>> start Extracted records

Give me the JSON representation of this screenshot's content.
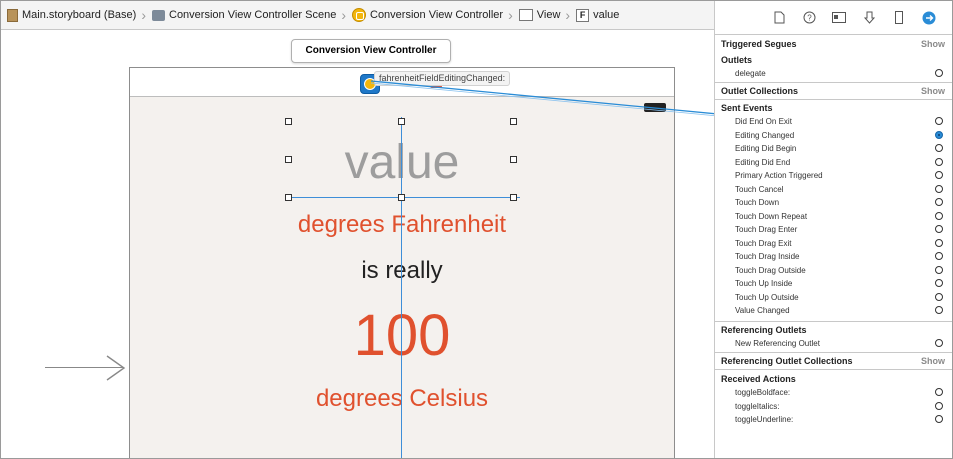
{
  "breadcrumb": [
    {
      "label": "Main.storyboard (Base)",
      "icon": "storyboard-icon"
    },
    {
      "label": "Conversion View Controller Scene",
      "icon": "scene-icon"
    },
    {
      "label": "Conversion View Controller",
      "icon": "view-controller-icon"
    },
    {
      "label": "View",
      "icon": "view-icon"
    },
    {
      "label": "value",
      "icon": "text-field-icon"
    }
  ],
  "canvas": {
    "tooltip": "Conversion View Controller",
    "action_label": "fahrenheitFieldEditingChanged:",
    "value_text": "value",
    "fahrenheit_text": "degrees Fahrenheit",
    "is_really_text": "is really",
    "celsius_value": "100",
    "celsius_text": "degrees Celsius"
  },
  "inspector": {
    "toolbar_icons": [
      "file-icon",
      "help-icon",
      "identity-icon",
      "attributes-icon",
      "size-icon",
      "connections-icon"
    ],
    "triggered_segues": {
      "title": "Triggered Segues",
      "show": "Show"
    },
    "outlets": {
      "title": "Outlets",
      "items": [
        "delegate"
      ]
    },
    "outlet_collections": {
      "title": "Outlet Collections",
      "show": "Show"
    },
    "sent_events": {
      "title": "Sent Events",
      "items": [
        "Did End On Exit",
        "Editing Changed",
        "Editing Did Begin",
        "Editing Did End",
        "Primary Action Triggered",
        "Touch Cancel",
        "Touch Down",
        "Touch Down Repeat",
        "Touch Drag Enter",
        "Touch Drag Exit",
        "Touch Drag Inside",
        "Touch Drag Outside",
        "Touch Up Inside",
        "Touch Up Outside",
        "Value Changed"
      ],
      "connected": "Editing Changed"
    },
    "referencing_outlets": {
      "title": "Referencing Outlets",
      "items": [
        "New Referencing Outlet"
      ]
    },
    "referencing_outlet_collections": {
      "title": "Referencing Outlet Collections",
      "show": "Show"
    },
    "received_actions": {
      "title": "Received Actions",
      "items": [
        "toggleBoldface:",
        "toggleItalics:",
        "toggleUnderline:"
      ]
    }
  },
  "colors": {
    "accent": "#2a8cd6",
    "label_red": "#e0512e",
    "placeholder_gray": "#9d9d9d"
  }
}
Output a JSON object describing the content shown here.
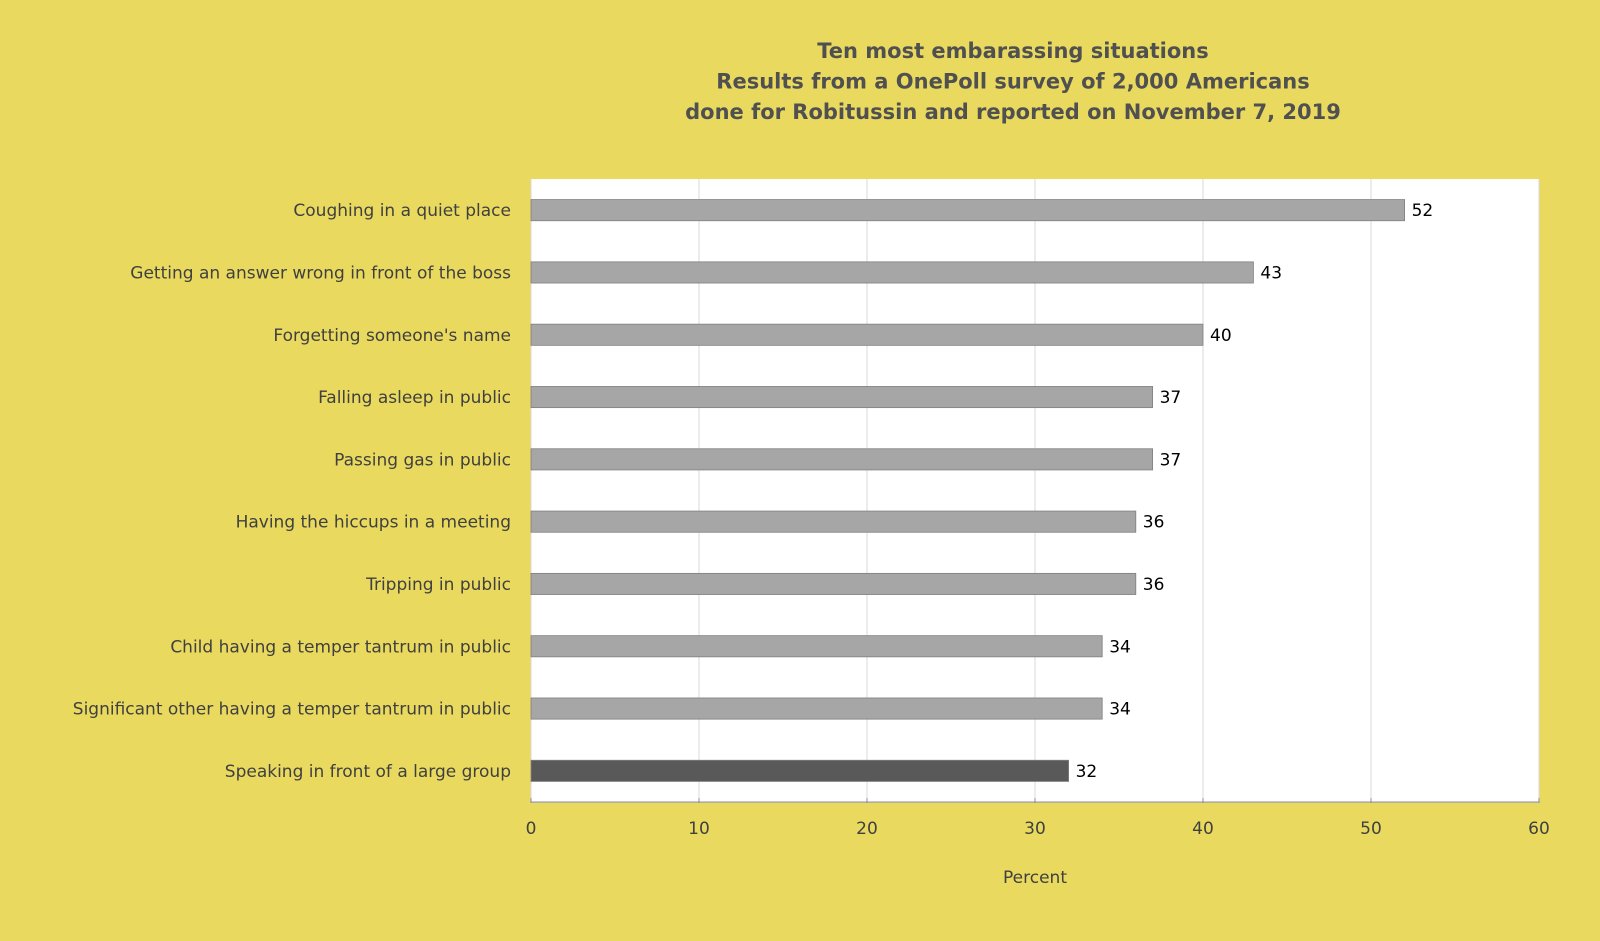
{
  "chart_data": {
    "type": "barh",
    "title": [
      "Ten most embarassing situations",
      "Results from a OnePoll survey of 2,000 Americans",
      "done for Robitussin and reported on November 7, 2019"
    ],
    "categories": [
      "Coughing in a quiet place",
      "Getting an answer wrong in front of the boss",
      "Forgetting someone's name",
      "Falling asleep in public",
      "Passing gas in public",
      "Having the hiccups in a meeting",
      "Tripping in public",
      "Child having a temper tantrum in public",
      "Significant other having a temper tantrum in public",
      "Speaking in front of a large group"
    ],
    "values": [
      52,
      43,
      40,
      37,
      37,
      36,
      36,
      34,
      34,
      32
    ],
    "colors": [
      "#a6a6a6",
      "#a6a6a6",
      "#a6a6a6",
      "#a6a6a6",
      "#a6a6a6",
      "#a6a6a6",
      "#a6a6a6",
      "#a6a6a6",
      "#a6a6a6",
      "#595959"
    ],
    "xlabel": "Percent",
    "xlim": [
      0,
      60
    ],
    "xticks": [
      0,
      10,
      20,
      30,
      40,
      50,
      60
    ],
    "grid": true
  }
}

>> end Extracted records

### Task objective
Within the listing above, copy each line that has the string "front".

### Solution for this exercise
      "Getting an answer wrong in front of the boss",
      "Speaking in front of a large group"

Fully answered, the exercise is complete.